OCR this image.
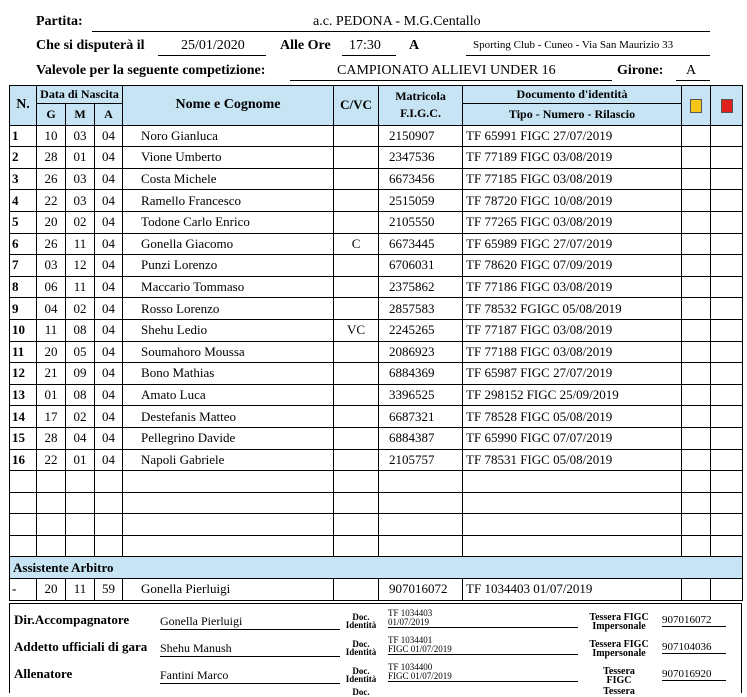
Partita:	a.c. PEDONA - M.G.Centallo
Che si disputerà il	25/01/2020	Alle Ore 17:30 A	Sporting Club - Cuneo - Via San Maurizio 33
Valevole per la seguente competizione:	CAMPIONATO ALLIEVI UNDER 16	Girone: A
N.	Data di Nascita			Nome e Cognome	C/VC	Matricola
F.I.G.C.	Documento d'identità		
	G	M	A				Tipo - Numero - Rilascio		
1	10	03	04	Noro Gianluca		2150907	TF 65991 FIGC 27/07/2019		
2	28	01	04	Vione Umberto		2347536	TF 77189 FIGC 03/08/2019		
3	26	03	04	Costa Michele		6673456	TF 77185 FIGC 03/08/2019		
4	22	03	04	Ramello Francesco		2515059	TF 78720 FIGC 10/08/2019		
5	20	02	04	Todone Carlo Enrico		2105550	TF 77265 FIGC 03/08/2019		
6	26	11	04	Gonella Giacomo	C	6673445	TF 65989 FIGC 27/07/2019		
7	03	12	04	Punzi Lorenzo		6706031	TF 78620 FIGC 07/09/2019		
8	06	11	04	Maccario Tommaso		2375862	TF 77186 FIGC 03/08/2019		
9	04	02	04	Rosso Lorenzo		2857583	TF 78532 FGIGC 05/08/2019		
10	11	08	04	Shehu Ledio	VC	2245265	TF 77187 FIGC 03/08/2019		
11	20	05	04	Soumahoro Moussa		2086923	TF 77188 FIGC 03/08/2019		
12	21	09	04	Bono Mathias		6884369	TF 65987 FIGC 27/07/2019		
13	01	08	04	Amato Luca		3396525	TF 298152 FIGC 25/09/2019		
14	17	02	04	Destefanis Matteo		6687321	TF 78528 FIGC 05/08/2019		
15	28	04	04	Pellegrino Davide		6884387	TF 65990 FIGC 07/07/2019		
16	22	01	04	Napoli Gabriele		2105757	TF 78531 FIGC 05/08/2019		

Assistente Arbitro									
-	20	11	59	Gonella Pierluigi		907016072	TF 1034403 01/07/2019		
Dir.Accompagnatore	Gonella Pierluigi	Doc.
Identità
TF 1034403
01/07/2019	Tessera FIGC
Impersonale
907016072
Addetto ufficiali di gara Shehu Manush	Doc.
Identità
TF 1034401
FIGC 01/07/2019	Tessera FIGC
Impersonale
907104036
Allenatore	Fantini Marco	Doc.
Identità
TF 1034400
FIGC 01/07/2019	Tessera
FIGC
907016920
Doc.	Tessera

========================

Work to be completed:
All of the lines above should be printed exactly, minus the pictures.

The reply:
OCR this image.
Partita:	a.c. PEDONA - M.G.Centallo
Che si disputerà il	25/01/2020	Alle Ore 17:30 A	Sporting Club - Cuneo - Via San Maurizio 33
Valevole per la seguente competizione:	CAMPIONATO ALLIEVI UNDER 16	Girone: A
N.	Data di Nascita			Nome e Cognome	C/VC	Matricola
F.I.G.C.	Documento d'identità		
	G	M	A				Tipo - Numero - Rilascio		
1	10	03	04	Noro Gianluca		2150907	TF 65991 FIGC 27/07/2019		
2	28	01	04	Vione Umberto		2347536	TF 77189 FIGC 03/08/2019		
3	26	03	04	Costa Michele		6673456	TF 77185 FIGC 03/08/2019		
4	22	03	04	Ramello Francesco		2515059	TF 78720 FIGC 10/08/2019		
5	20	02	04	Todone Carlo Enrico		2105550	TF 77265 FIGC 03/08/2019		
6	26	11	04	Gonella Giacomo	C	6673445	TF 65989 FIGC 27/07/2019		
7	03	12	04	Punzi Lorenzo		6706031	TF 78620 FIGC 07/09/2019		
8	06	11	04	Maccario Tommaso		2375862	TF 77186 FIGC 03/08/2019		
9	04	02	04	Rosso Lorenzo		2857583	TF 78532 FGIGC 05/08/2019		
10	11	08	04	Shehu Ledio	VC	2245265	TF 77187 FIGC 03/08/2019		
11	20	05	04	Soumahoro Moussa		2086923	TF 77188 FIGC 03/08/2019		
12	21	09	04	Bono Mathias		6884369	TF 65987 FIGC 27/07/2019		
13	01	08	04	Amato Luca		3396525	TF 298152 FIGC 25/09/2019		
14	17	02	04	Destefanis Matteo		6687321	TF 78528 FIGC 05/08/2019		
15	28	04	04	Pellegrino Davide		6884387	TF 65990 FIGC 07/07/2019		
16	22	01	04	Napoli Gabriele		2105757	TF 78531 FIGC 05/08/2019		

Assistente Arbitro									
-	20	11	59	Gonella Pierluigi		907016072	TF 1034403 01/07/2019		
Dir.Accompagnatore	Gonella Pierluigi	Doc.
Identità
TF 1034403
01/07/2019	Tessera FIGC
Impersonale
907016072
Addetto ufficiali di gara Shehu Manush	Doc.
Identità
TF 1034401
FIGC 01/07/2019	Tessera FIGC
Impersonale
907104036
Allenatore	Fantini Marco	Doc.
Identità
TF 1034400
FIGC 01/07/2019	Tessera
FIGC
907016920
Doc.	Tessera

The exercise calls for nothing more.